▶ **Exercise prompt**: Every entry needs to be reproduced exactly.
==== Data ====
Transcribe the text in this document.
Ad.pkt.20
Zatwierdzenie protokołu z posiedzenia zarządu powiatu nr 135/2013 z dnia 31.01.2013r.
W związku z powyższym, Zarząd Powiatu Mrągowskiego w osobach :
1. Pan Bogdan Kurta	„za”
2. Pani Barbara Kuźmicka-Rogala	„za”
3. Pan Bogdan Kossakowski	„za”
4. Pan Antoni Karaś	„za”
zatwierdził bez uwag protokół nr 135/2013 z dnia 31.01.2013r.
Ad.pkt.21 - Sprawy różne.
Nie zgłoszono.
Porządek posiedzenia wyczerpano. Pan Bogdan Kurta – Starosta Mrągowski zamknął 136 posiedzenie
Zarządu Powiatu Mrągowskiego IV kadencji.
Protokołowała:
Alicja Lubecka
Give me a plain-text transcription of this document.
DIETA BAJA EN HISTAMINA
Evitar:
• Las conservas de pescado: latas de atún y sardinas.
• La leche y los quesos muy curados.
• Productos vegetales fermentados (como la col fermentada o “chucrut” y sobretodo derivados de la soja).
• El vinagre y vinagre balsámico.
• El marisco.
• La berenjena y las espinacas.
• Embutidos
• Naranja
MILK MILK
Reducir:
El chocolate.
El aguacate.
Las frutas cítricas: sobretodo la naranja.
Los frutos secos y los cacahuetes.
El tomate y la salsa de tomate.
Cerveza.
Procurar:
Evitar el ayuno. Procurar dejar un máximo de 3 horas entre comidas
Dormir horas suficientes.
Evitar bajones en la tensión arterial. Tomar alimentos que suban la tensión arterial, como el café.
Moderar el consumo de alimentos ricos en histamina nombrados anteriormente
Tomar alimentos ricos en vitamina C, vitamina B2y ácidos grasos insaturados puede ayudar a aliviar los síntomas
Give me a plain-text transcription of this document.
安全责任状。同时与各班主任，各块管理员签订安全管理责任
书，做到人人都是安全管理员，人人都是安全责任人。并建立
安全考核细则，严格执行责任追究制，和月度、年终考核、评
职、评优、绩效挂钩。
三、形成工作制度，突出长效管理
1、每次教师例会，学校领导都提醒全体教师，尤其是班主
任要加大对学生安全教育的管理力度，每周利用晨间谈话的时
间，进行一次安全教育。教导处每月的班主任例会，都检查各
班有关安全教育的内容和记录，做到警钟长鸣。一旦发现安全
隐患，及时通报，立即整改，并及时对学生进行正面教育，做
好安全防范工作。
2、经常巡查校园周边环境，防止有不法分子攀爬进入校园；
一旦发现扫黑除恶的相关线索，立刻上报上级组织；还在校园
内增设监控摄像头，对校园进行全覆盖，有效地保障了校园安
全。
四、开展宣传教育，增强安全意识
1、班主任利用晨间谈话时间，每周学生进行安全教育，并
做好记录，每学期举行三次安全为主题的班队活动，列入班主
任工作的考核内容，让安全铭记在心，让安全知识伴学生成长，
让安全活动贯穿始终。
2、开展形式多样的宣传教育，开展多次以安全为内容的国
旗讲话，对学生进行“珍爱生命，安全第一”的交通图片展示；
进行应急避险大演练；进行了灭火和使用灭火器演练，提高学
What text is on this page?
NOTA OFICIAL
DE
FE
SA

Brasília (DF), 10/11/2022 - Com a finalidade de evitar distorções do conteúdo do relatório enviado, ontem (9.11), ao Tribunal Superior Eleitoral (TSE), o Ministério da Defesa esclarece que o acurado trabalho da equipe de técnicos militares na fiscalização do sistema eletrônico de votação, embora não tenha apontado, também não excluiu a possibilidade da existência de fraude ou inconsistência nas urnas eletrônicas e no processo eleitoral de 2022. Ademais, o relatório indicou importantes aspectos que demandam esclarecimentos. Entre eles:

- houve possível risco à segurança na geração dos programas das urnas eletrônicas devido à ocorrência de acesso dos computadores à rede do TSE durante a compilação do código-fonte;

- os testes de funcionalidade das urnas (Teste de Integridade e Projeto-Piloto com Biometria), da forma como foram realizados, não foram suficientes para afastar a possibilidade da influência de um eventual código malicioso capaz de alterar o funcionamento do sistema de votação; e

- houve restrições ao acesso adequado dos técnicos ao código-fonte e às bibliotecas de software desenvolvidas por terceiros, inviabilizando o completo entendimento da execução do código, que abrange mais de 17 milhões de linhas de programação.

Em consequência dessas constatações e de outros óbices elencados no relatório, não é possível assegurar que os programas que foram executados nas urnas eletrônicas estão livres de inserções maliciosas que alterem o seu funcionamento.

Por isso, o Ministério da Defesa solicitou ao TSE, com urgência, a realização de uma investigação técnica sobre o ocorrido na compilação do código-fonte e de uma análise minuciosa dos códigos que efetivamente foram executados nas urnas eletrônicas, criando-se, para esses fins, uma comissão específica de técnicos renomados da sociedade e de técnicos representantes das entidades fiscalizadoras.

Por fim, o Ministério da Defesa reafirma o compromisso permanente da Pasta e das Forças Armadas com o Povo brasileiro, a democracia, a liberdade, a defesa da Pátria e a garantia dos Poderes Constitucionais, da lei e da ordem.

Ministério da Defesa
====
▶ **Worked answer**:
Transcribe the text in this document.
Ad.pkt.20
Zatwierdzenie protokołu z posiedzenia zarządu powiatu nr 135/2013 z dnia 31.01.2013r.
W związku z powyższym, Zarząd Powiatu Mrągowskiego w osobach :
1. Pan Bogdan Kurta	„za”
2. Pani Barbara Kuźmicka-Rogala	„za”
3. Pan Bogdan Kossakowski	„za”
4. Pan Antoni Karaś	„za”
zatwierdził bez uwag protokół nr 135/2013 z dnia 31.01.2013r.
Ad.pkt.21 - Sprawy różne.
Nie zgłoszono.
Porządek posiedzenia wyczerpano. Pan Bogdan Kurta – Starosta Mrągowski zamknął 136 posiedzenie
Zarządu Powiatu Mrągowskiego IV kadencji.
Protokołowała:
Alicja Lubecka
Give me a plain-text transcription of this document.
DIETA BAJA EN HISTAMINA
Evitar:
• Las conservas de pescado: latas de atún y sardinas.
• La leche y los quesos muy curados.
• Productos vegetales fermentados (como la col fermentada o “chucrut” y sobretodo derivados de la soja).
• El vinagre y vinagre balsámico.
• El marisco.
• La berenjena y las espinacas.
• Embutidos
• Naranja
MILK MILK
Reducir:
El chocolate.
El aguacate.
Las frutas cítricas: sobretodo la naranja.
Los frutos secos y los cacahuetes.
El tomate y la salsa de tomate.
Cerveza.
Procurar:
Evitar el ayuno. Procurar dejar un máximo de 3 horas entre comidas
Dormir horas suficientes.
Evitar bajones en la tensión arterial. Tomar alimentos que suban la tensión arterial, como el café.
Moderar el consumo de alimentos ricos en histamina nombrados anteriormente
Tomar alimentos ricos en vitamina C, vitamina B2y ácidos grasos insaturados puede ayudar a aliviar los síntomas
Give me a plain-text transcription of this document.
安全责任状。同时与各班主任，各块管理员签订安全管理责任
书，做到人人都是安全管理员，人人都是安全责任人。并建立
安全考核细则，严格执行责任追究制，和月度、年终考核、评
职、评优、绩效挂钩。
三、形成工作制度，突出长效管理
1、每次教师例会，学校领导都提醒全体教师，尤其是班主
任要加大对学生安全教育的管理力度，每周利用晨间谈话的时
间，进行一次安全教育。教导处每月的班主任例会，都检查各
班有关安全教育的内容和记录，做到警钟长鸣。一旦发现安全
隐患，及时通报，立即整改，并及时对学生进行正面教育，做
好安全防范工作。
2、经常巡查校园周边环境，防止有不法分子攀爬进入校园；
一旦发现扫黑除恶的相关线索，立刻上报上级组织；还在校园
内增设监控摄像头，对校园进行全覆盖，有效地保障了校园安
全。
四、开展宣传教育，增强安全意识
1、班主任利用晨间谈话时间，每周学生进行安全教育，并
做好记录，每学期举行三次安全为主题的班队活动，列入班主
任工作的考核内容，让安全铭记在心，让安全知识伴学生成长，
让安全活动贯穿始终。
2、开展形式多样的宣传教育，开展多次以安全为内容的国
旗讲话，对学生进行“珍爱生命，安全第一”的交通图片展示；
进行应急避险大演练；进行了灭火和使用灭火器演练，提高学
What text is on this page?
NOTA OFICIAL
DE
FE
SA

Brasília (DF), 10/11/2022 - Com a finalidade de evitar distorções do conteúdo do relatório enviado, ontem (9.11), ao Tribunal Superior Eleitoral (TSE), o Ministério da Defesa esclarece que o acurado trabalho da equipe de técnicos militares na fiscalização do sistema eletrônico de votação, embora não tenha apontado, também não excluiu a possibilidade da existência de fraude ou inconsistência nas urnas eletrônicas e no processo eleitoral de 2022. Ademais, o relatório indicou importantes aspectos que demandam esclarecimentos. Entre eles:

- houve possível risco à segurança na geração dos programas das urnas eletrônicas devido à ocorrência de acesso dos computadores à rede do TSE durante a compilação do código-fonte;

- os testes de funcionalidade das urnas (Teste de Integridade e Projeto-Piloto com Biometria), da forma como foram realizados, não foram suficientes para afastar a possibilidade da influência de um eventual código malicioso capaz de alterar o funcionamento do sistema de votação; e

- houve restrições ao acesso adequado dos técnicos ao código-fonte e às bibliotecas de software desenvolvidas por terceiros, inviabilizando o completo entendimento da execução do código, que abrange mais de 17 milhões de linhas de programação.

Em consequência dessas constatações e de outros óbices elencados no relatório, não é possível assegurar que os programas que foram executados nas urnas eletrônicas estão livres de inserções maliciosas que alterem o seu funcionamento.

Por isso, o Ministério da Defesa solicitou ao TSE, com urgência, a realização de uma investigação técnica sobre o ocorrido na compilação do código-fonte e de uma análise minuciosa dos códigos que efetivamente foram executados nas urnas eletrônicas, criando-se, para esses fins, uma comissão específica de técnicos renomados da sociedade e de técnicos representantes das entidades fiscalizadoras.

Por fim, o Ministério da Defesa reafirma o compromisso permanente da Pasta e das Forças Armadas com o Povo brasileiro, a democracia, a liberdade, a defesa da Pátria e a garantia dos Poderes Constitucionais, da lei e da ordem.

Ministério da Defesa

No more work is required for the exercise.